## Your goal
Where a line contains the string "JEAN", copy that line.

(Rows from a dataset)

-------

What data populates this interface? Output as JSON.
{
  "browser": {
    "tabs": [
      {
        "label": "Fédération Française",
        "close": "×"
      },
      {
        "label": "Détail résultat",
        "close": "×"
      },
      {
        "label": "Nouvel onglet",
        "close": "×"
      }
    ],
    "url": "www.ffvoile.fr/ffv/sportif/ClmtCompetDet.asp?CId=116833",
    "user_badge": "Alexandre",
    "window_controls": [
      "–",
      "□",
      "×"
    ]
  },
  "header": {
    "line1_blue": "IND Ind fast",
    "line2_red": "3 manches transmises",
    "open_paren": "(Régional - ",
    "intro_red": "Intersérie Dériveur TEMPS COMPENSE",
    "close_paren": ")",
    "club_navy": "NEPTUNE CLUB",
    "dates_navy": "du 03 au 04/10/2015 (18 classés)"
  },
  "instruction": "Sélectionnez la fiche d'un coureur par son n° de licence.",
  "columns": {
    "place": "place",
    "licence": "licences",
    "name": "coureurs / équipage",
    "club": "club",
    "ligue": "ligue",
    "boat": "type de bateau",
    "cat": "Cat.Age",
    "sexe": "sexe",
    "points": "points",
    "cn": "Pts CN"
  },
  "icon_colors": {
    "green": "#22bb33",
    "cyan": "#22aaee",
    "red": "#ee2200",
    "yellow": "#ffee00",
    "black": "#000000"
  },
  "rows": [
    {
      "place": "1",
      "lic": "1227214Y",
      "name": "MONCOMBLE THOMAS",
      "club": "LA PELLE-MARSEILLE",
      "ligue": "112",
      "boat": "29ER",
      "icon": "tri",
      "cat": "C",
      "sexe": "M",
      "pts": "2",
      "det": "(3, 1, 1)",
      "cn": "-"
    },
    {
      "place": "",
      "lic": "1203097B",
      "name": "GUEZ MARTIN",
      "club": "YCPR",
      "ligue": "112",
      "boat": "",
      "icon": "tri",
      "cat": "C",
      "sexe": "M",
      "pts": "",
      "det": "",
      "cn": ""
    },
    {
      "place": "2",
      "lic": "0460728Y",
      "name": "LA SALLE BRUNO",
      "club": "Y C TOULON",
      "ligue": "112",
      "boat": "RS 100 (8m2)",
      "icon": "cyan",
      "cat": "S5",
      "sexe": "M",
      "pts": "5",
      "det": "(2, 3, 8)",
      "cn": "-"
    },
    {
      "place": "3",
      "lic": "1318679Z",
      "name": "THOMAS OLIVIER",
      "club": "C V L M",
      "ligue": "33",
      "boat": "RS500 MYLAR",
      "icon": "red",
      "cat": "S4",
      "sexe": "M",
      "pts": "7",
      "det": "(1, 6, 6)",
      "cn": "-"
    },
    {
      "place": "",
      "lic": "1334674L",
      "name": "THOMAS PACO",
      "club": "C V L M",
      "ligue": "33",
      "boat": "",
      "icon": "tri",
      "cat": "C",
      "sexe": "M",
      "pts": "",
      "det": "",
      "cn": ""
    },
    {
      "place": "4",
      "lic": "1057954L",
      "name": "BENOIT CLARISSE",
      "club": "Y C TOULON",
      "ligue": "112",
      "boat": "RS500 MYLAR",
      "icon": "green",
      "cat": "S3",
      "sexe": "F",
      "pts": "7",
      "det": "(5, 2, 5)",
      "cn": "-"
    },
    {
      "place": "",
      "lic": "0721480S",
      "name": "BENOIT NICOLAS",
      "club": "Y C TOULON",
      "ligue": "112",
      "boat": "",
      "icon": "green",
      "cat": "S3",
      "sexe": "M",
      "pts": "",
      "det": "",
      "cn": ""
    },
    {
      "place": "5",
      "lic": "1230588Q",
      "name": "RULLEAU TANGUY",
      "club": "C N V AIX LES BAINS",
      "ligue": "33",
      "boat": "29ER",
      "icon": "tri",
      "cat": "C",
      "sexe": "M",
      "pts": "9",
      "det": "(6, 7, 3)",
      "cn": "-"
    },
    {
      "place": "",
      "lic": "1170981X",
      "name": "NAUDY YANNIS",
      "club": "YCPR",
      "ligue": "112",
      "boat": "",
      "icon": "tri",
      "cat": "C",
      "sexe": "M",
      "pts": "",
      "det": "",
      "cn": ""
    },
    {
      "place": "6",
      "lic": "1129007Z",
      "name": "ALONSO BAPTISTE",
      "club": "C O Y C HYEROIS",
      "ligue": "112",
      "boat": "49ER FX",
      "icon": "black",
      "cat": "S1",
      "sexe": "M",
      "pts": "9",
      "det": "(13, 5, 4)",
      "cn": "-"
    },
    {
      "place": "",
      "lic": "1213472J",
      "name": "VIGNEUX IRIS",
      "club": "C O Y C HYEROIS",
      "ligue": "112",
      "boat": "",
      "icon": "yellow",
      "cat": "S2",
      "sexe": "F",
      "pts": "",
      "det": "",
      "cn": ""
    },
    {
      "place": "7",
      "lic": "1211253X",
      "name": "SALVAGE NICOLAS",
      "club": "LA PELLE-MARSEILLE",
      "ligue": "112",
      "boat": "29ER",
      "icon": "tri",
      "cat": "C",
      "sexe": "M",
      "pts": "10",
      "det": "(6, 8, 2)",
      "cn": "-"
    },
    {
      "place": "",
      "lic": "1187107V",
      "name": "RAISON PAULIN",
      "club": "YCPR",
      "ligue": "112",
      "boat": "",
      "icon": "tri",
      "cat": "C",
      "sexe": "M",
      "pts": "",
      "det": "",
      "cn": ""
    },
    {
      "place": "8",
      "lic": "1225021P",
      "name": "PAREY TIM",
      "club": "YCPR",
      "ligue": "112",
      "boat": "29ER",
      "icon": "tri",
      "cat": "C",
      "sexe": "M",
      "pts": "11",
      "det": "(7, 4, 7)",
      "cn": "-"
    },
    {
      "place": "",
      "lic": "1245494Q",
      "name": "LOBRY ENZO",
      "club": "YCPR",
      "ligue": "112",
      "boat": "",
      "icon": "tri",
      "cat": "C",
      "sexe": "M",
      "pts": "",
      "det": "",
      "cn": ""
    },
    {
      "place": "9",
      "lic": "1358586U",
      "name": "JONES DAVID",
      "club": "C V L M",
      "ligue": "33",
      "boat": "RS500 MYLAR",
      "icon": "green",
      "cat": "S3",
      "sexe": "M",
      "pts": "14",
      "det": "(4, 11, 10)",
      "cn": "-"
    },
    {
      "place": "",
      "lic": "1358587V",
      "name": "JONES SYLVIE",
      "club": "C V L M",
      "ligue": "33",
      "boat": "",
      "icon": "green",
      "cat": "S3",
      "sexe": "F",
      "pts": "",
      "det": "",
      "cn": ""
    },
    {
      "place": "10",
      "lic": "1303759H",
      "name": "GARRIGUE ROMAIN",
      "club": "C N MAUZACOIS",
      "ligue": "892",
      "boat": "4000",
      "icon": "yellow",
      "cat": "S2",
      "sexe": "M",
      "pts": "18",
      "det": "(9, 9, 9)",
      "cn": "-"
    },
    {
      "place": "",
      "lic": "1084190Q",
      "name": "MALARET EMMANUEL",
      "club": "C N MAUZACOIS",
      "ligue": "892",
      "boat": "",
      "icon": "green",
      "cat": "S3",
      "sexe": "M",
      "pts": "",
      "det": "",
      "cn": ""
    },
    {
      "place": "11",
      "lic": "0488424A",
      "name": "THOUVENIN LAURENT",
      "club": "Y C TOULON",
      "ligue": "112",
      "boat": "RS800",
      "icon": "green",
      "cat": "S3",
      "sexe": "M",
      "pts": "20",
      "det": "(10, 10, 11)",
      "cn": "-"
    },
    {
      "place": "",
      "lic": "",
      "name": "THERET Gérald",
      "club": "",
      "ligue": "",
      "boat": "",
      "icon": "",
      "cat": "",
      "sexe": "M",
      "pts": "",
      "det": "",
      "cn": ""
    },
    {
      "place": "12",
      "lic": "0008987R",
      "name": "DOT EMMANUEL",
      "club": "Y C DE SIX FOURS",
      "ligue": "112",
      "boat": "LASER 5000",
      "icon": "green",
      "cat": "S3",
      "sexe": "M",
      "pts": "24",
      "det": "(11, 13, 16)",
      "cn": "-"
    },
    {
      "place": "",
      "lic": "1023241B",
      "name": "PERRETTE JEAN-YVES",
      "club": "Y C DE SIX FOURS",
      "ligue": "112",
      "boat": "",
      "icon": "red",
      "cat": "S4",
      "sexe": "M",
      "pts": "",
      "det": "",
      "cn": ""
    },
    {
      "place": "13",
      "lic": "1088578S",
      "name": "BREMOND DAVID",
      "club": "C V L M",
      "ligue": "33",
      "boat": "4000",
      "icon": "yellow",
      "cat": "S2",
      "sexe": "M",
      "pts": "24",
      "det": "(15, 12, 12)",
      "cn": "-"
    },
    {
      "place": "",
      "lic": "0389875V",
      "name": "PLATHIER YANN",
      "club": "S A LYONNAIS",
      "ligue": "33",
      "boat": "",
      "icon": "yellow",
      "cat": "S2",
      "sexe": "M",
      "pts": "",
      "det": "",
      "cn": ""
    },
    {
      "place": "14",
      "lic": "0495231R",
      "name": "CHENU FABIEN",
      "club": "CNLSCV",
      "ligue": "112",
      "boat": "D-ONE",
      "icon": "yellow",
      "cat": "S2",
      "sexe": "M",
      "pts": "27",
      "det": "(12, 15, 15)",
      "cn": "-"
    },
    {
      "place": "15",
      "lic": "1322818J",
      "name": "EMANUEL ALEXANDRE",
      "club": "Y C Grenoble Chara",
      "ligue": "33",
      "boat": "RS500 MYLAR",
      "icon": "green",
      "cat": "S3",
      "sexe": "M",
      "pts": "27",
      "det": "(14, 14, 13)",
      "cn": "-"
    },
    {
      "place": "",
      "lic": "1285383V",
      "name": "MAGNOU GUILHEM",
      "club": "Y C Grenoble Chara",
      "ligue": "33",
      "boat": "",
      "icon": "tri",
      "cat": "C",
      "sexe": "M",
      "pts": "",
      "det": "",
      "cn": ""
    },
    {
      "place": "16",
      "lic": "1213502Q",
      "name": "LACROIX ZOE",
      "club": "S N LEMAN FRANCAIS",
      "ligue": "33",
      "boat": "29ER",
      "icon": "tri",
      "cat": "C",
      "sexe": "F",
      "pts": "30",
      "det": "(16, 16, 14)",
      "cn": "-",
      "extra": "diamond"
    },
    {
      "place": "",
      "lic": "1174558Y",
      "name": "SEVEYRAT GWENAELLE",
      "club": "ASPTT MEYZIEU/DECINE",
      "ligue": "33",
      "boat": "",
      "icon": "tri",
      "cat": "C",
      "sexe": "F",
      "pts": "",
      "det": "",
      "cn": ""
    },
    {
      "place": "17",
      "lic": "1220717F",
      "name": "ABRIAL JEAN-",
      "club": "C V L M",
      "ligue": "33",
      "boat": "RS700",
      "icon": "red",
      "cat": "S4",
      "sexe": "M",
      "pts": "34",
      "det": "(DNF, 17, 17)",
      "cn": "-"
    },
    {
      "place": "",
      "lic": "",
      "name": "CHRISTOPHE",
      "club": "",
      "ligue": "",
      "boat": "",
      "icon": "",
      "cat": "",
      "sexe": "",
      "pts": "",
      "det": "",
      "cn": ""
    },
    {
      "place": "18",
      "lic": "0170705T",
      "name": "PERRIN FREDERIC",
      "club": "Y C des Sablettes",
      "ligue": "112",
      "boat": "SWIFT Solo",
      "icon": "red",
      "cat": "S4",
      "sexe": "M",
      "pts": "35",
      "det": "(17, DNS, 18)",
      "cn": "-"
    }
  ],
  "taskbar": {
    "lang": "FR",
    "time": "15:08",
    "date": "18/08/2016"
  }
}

-------

## Complete output
      "name": "PERRETTE JEAN-YVES",
      "name": "ABRIAL JEAN-",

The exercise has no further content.